* Your task
Gather every line of the entries that includes the word "Straw".

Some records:
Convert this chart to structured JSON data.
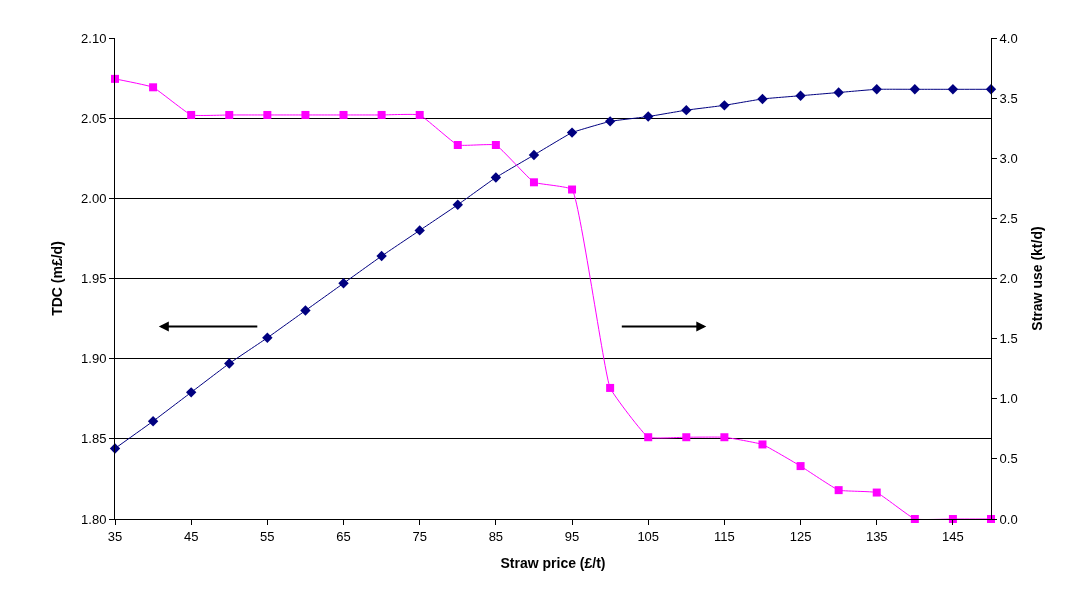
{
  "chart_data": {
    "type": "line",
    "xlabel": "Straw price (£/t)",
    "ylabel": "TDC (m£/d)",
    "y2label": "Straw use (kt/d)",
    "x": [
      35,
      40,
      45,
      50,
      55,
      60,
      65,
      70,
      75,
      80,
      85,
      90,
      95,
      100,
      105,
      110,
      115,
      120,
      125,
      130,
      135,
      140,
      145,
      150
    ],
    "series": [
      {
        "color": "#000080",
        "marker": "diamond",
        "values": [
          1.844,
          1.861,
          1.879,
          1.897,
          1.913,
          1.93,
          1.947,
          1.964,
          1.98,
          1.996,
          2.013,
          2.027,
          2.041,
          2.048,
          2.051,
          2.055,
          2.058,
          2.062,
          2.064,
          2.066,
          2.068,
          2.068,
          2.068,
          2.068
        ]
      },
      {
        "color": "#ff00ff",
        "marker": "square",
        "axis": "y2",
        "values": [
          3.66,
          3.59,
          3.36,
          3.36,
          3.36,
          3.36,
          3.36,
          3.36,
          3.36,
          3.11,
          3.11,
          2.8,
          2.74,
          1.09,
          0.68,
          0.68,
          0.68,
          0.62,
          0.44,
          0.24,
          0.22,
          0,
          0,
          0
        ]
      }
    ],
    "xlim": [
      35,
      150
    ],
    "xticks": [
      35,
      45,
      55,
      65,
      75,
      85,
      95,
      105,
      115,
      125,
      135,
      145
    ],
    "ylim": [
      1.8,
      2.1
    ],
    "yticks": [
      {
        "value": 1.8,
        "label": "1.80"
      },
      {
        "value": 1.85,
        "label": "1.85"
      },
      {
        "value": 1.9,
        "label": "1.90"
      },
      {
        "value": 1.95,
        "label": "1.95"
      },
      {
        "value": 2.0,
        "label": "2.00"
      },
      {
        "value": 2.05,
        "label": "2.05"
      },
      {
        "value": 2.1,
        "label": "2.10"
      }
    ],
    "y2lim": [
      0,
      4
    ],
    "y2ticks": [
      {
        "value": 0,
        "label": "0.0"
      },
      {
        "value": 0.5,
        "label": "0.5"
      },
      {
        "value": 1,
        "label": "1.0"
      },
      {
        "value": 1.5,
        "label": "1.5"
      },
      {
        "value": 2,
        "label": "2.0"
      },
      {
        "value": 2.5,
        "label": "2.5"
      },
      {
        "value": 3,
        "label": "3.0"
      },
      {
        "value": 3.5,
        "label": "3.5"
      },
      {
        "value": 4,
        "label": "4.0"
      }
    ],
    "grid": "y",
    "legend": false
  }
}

* Answer in full
    "xlabel": "Straw price (£/t)",
    "y2label": "Straw use (kt/d)",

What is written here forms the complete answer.